■ Your objective ■
Return all of the data exactly as given.

----

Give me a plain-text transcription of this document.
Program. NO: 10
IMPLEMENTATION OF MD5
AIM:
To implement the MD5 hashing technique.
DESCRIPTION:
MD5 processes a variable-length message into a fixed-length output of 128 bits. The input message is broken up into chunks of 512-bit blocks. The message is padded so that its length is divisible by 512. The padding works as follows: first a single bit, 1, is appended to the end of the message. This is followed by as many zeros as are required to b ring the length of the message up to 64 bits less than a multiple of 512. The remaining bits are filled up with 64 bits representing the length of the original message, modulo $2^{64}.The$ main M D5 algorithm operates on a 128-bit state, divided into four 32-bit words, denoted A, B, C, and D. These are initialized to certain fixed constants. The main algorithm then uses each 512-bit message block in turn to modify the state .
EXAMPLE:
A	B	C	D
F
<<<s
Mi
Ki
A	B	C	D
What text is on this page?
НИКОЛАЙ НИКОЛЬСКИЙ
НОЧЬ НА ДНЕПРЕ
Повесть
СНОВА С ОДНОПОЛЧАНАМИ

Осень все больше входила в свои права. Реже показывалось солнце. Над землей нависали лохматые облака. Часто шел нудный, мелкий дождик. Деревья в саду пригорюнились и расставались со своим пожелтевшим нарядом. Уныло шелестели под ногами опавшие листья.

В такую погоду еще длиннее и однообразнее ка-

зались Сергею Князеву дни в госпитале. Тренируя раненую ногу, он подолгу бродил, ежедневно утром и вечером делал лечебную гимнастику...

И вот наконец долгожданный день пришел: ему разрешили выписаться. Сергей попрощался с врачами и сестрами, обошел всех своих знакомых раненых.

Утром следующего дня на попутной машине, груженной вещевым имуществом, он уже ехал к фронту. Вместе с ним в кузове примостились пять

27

----

■ Answer to this task ■
Give me a plain-text transcription of this document.
Program. NO: 10
IMPLEMENTATION OF MD5
AIM:
To implement the MD5 hashing technique.
DESCRIPTION:
MD5 processes a variable-length message into a fixed-length output of 128 bits. The input message is broken up into chunks of 512-bit blocks. The message is padded so that its length is divisible by 512. The padding works as follows: first a single bit, 1, is appended to the end of the message. This is followed by as many zeros as are required to b ring the length of the message up to 64 bits less than a multiple of 512. The remaining bits are filled up with 64 bits representing the length of the original message, modulo $2^{64}.The$ main M D5 algorithm operates on a 128-bit state, divided into four 32-bit words, denoted A, B, C, and D. These are initialized to certain fixed constants. The main algorithm then uses each 512-bit message block in turn to modify the state .
EXAMPLE:
A	B	C	D
F
<<<s
Mi
Ki
A	B	C	D
What text is on this page?
НИКОЛАЙ НИКОЛЬСКИЙ
НОЧЬ НА ДНЕПРЕ
Повесть
СНОВА С ОДНОПОЛЧАНАМИ

Осень все больше входила в свои права. Реже показывалось солнце. Над землей нависали лохматые облака. Часто шел нудный, мелкий дождик. Деревья в саду пригорюнились и расставались со своим пожелтевшим нарядом. Уныло шелестели под ногами опавшие листья.

В такую погоду еще длиннее и однообразнее ка-

зались Сергею Князеву дни в госпитале. Тренируя раненую ногу, он подолгу бродил, ежедневно утром и вечером делал лечебную гимнастику...

И вот наконец долгожданный день пришел: ему разрешили выписаться. Сергей попрощался с врачами и сестрами, обошел всех своих знакомых раненых.

Утром следующего дня на попутной машине, груженной вещевым имуществом, он уже ехал к фронту. Вместе с ним в кузове примостились пять

27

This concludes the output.